Listed records:
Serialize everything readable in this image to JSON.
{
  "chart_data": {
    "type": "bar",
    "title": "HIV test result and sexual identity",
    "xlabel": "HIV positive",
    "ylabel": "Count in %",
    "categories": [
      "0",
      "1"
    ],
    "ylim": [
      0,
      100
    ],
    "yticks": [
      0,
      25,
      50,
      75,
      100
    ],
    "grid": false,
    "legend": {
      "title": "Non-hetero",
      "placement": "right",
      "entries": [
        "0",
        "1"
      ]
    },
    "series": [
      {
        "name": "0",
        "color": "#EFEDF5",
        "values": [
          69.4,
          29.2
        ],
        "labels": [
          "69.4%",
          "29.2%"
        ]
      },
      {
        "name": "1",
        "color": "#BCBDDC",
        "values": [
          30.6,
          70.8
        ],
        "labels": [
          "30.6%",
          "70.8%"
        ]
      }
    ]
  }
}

==

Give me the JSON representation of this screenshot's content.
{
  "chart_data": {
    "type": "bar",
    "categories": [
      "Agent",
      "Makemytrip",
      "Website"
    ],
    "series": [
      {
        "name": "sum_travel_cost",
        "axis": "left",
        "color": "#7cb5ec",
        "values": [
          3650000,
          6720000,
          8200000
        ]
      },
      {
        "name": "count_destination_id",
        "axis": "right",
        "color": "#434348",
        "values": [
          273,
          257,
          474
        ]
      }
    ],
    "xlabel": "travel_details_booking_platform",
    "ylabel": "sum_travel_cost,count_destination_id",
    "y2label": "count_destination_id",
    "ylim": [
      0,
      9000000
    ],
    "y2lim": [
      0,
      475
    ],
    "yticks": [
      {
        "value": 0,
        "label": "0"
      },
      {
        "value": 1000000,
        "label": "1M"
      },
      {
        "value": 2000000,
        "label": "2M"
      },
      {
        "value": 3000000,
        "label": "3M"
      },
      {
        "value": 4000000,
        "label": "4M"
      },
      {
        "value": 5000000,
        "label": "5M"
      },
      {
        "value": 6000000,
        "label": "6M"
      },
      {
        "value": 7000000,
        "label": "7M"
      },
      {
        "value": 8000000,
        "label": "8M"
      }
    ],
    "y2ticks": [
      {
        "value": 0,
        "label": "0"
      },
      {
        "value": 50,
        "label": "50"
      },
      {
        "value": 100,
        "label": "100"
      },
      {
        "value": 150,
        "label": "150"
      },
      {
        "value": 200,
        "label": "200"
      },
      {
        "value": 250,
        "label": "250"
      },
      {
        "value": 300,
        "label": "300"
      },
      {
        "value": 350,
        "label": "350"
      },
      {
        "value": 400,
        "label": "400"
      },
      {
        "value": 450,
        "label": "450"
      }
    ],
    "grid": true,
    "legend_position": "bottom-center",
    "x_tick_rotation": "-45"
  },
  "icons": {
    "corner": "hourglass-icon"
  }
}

What you should do: Copy each line of the records containing the string "this".

Correct output:
Serialize everything readable in this image to JSON.
Give me the JSON representation of this screenshot's content.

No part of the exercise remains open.